━━━━━ INFORMATION GIVEN

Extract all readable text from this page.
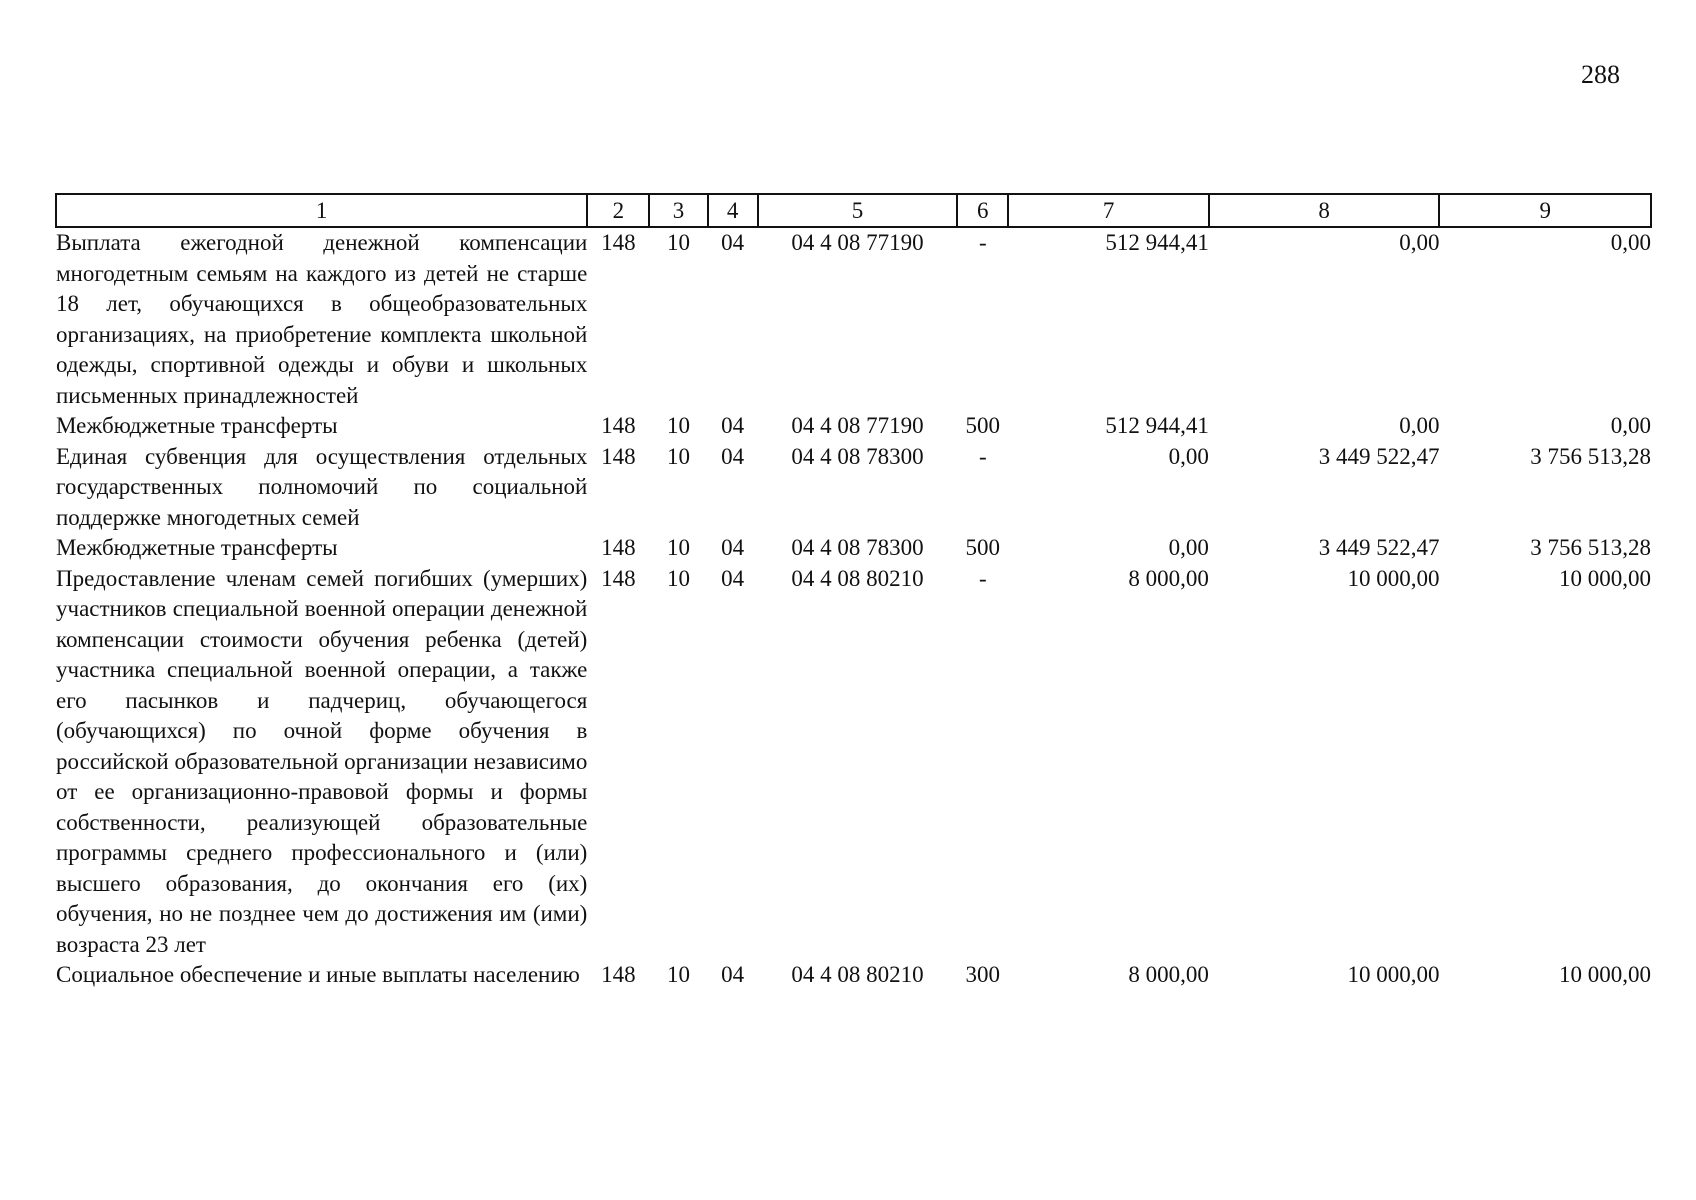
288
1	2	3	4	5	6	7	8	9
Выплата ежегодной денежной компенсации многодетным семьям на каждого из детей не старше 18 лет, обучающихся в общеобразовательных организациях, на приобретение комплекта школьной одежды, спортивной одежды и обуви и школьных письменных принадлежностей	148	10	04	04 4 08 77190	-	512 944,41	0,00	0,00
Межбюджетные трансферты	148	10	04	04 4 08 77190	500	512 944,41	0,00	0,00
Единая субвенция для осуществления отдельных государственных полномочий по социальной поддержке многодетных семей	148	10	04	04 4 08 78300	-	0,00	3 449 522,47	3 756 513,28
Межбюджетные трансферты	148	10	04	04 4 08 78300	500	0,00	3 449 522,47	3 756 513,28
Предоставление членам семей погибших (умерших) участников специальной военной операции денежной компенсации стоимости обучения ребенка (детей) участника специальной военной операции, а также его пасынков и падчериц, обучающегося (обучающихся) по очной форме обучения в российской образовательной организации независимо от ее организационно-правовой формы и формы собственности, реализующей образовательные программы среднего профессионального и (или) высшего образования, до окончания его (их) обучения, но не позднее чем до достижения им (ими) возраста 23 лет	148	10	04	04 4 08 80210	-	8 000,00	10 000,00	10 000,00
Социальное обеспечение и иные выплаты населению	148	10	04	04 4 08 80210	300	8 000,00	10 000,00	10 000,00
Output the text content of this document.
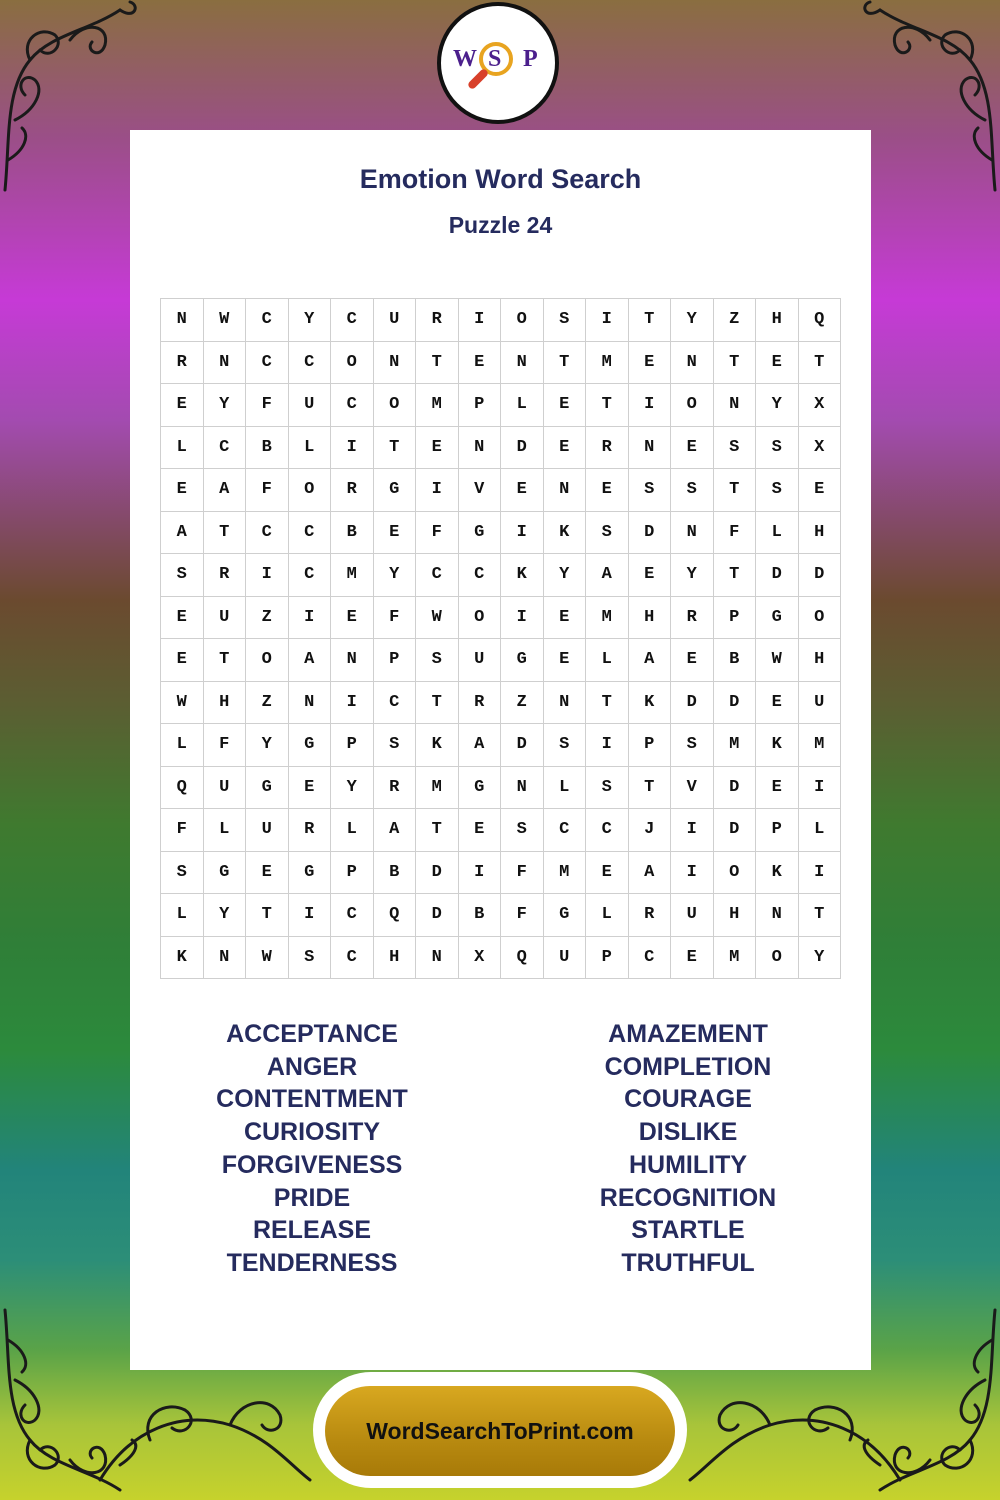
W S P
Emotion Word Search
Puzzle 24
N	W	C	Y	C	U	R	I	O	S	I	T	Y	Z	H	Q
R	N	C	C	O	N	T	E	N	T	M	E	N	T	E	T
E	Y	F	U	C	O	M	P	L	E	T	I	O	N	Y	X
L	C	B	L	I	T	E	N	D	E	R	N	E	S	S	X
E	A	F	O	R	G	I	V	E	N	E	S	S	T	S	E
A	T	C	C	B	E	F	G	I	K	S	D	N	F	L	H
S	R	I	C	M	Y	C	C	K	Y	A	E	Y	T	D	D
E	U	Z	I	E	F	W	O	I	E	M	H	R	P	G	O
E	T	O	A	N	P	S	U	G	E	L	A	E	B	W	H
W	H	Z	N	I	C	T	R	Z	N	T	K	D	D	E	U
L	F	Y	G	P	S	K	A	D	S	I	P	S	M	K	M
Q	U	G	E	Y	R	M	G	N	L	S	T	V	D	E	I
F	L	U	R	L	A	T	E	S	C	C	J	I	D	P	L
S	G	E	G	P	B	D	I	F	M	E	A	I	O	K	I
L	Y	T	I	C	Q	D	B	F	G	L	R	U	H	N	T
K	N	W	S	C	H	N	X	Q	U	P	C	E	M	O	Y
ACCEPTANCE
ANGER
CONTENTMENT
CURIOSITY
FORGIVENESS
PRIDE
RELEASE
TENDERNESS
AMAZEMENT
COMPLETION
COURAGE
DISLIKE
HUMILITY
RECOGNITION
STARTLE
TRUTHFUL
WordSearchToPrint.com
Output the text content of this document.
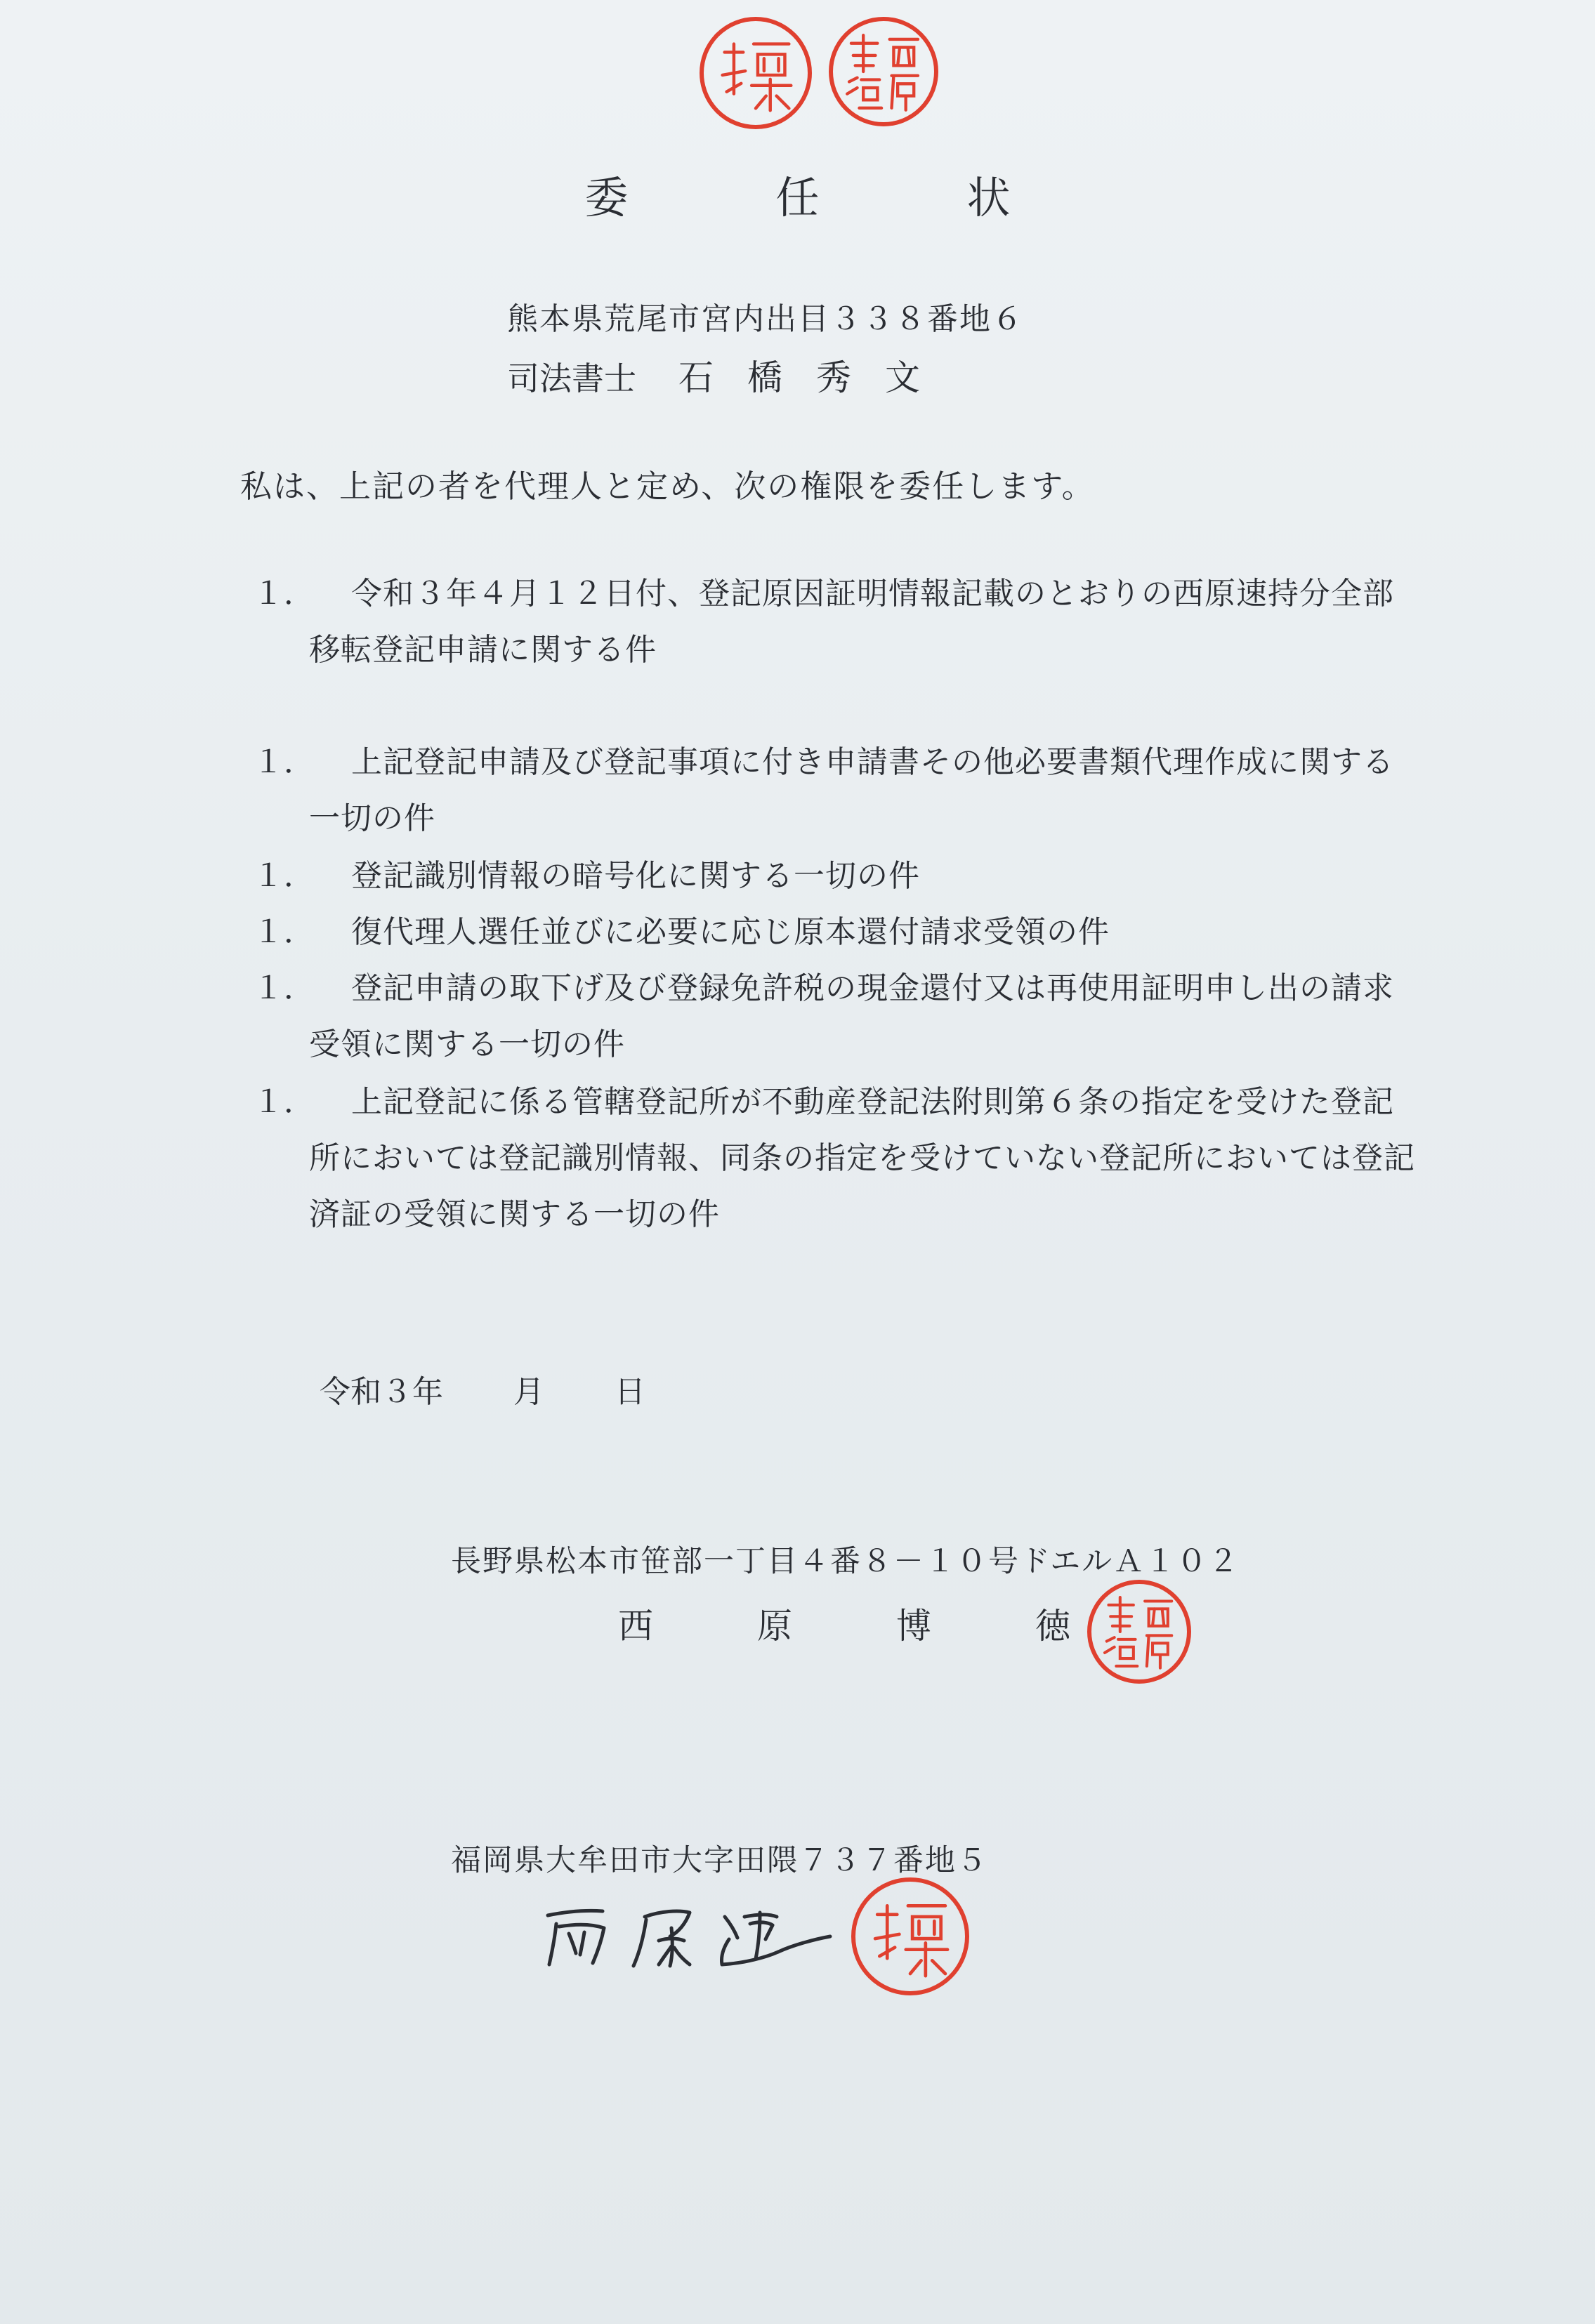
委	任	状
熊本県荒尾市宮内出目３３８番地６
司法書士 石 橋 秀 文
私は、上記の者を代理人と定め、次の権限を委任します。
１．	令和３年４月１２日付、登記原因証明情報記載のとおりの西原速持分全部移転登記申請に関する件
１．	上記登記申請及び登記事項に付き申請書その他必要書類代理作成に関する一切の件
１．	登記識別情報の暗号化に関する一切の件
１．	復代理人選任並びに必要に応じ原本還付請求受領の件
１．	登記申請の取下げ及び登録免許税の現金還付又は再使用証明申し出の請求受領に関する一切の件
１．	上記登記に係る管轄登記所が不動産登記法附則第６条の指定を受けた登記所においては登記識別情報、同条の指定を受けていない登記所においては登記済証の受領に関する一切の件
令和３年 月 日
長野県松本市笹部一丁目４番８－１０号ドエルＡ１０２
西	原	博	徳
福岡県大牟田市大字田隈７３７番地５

━━━━━━━━━━

■ **WHAT YOU NEED TO DO**: Reproduce every entry exactly, but omit each picture.

■ **SOLUTION TO THIS TASK**:
Extract all readable text from this page.
288
1	2	3	4	5	6	7	8	9
Выплата ежегодной денежной компенсации многодетным семьям на каждого из детей не старше 18 лет, обучающихся в общеобразовательных организациях, на приобретение комплекта школьной одежды, спортивной одежды и обуви и школьных письменных принадлежностей	148	10	04	04 4 08 77190	-	512 944,41	0,00	0,00
Межбюджетные трансферты	148	10	04	04 4 08 77190	500	512 944,41	0,00	0,00
Единая субвенция для осуществления отдельных государственных полномочий по социальной поддержке многодетных семей	148	10	04	04 4 08 78300	-	0,00	3 449 522,47	3 756 513,28
Межбюджетные трансферты	148	10	04	04 4 08 78300	500	0,00	3 449 522,47	3 756 513,28
Предоставление членам семей погибших (умерших) участников специальной военной операции денежной компенсации стоимости обучения ребенка (детей) участника специальной военной операции, а также его пасынков и падчериц, обучающегося (обучающихся) по очной форме обучения в российской образовательной организации независимо от ее организационно-правовой формы и формы собственности, реализующей образовательные программы среднего профессионального и (или) высшего образования, до окончания его (их) обучения, но не позднее чем до достижения им (ими) возраста 23 лет	148	10	04	04 4 08 80210	-	8 000,00	10 000,00	10 000,00
Социальное обеспечение и иные выплаты населению	148	10	04	04 4 08 80210	300	8 000,00	10 000,00	10 000,00
Output the text content of this document.
W S P
Emotion Word Search
Puzzle 24
N	W	C	Y	C	U	R	I	O	S	I	T	Y	Z	H	Q
R	N	C	C	O	N	T	E	N	T	M	E	N	T	E	T
E	Y	F	U	C	O	M	P	L	E	T	I	O	N	Y	X
L	C	B	L	I	T	E	N	D	E	R	N	E	S	S	X
E	A	F	O	R	G	I	V	E	N	E	S	S	T	S	E
A	T	C	C	B	E	F	G	I	K	S	D	N	F	L	H
S	R	I	C	M	Y	C	C	K	Y	A	E	Y	T	D	D
E	U	Z	I	E	F	W	O	I	E	M	H	R	P	G	O
E	T	O	A	N	P	S	U	G	E	L	A	E	B	W	H
W	H	Z	N	I	C	T	R	Z	N	T	K	D	D	E	U
L	F	Y	G	P	S	K	A	D	S	I	P	S	M	K	M
Q	U	G	E	Y	R	M	G	N	L	S	T	V	D	E	I
F	L	U	R	L	A	T	E	S	C	C	J	I	D	P	L
S	G	E	G	P	B	D	I	F	M	E	A	I	O	K	I
L	Y	T	I	C	Q	D	B	F	G	L	R	U	H	N	T
K	N	W	S	C	H	N	X	Q	U	P	C	E	M	O	Y
ACCEPTANCE
ANGER
CONTENTMENT
CURIOSITY
FORGIVENESS
PRIDE
RELEASE
TENDERNESS
AMAZEMENT
COMPLETION
COURAGE
DISLIKE
HUMILITY
RECOGNITION
STARTLE
TRUTHFUL
WordSearchToPrint.com
Output the text content of this document.
委	任	状
熊本県荒尾市宮内出目３３８番地６
司法書士 石 橋 秀 文
私は、上記の者を代理人と定め、次の権限を委任します。
１．	令和３年４月１２日付、登記原因証明情報記載のとおりの西原速持分全部移転登記申請に関する件
１．	上記登記申請及び登記事項に付き申請書その他必要書類代理作成に関する一切の件
１．	登記識別情報の暗号化に関する一切の件
１．	復代理人選任並びに必要に応じ原本還付請求受領の件
１．	登記申請の取下げ及び登録免許税の現金還付又は再使用証明申し出の請求受領に関する一切の件
１．	上記登記に係る管轄登記所が不動産登記法附則第６条の指定を受けた登記所においては登記識別情報、同条の指定を受けていない登記所においては登記済証の受領に関する一切の件
令和３年 月 日
長野県松本市笹部一丁目４番８－１０号ドエルＡ１０２
西	原	博	徳
福岡県大牟田市大字田隈７３７番地５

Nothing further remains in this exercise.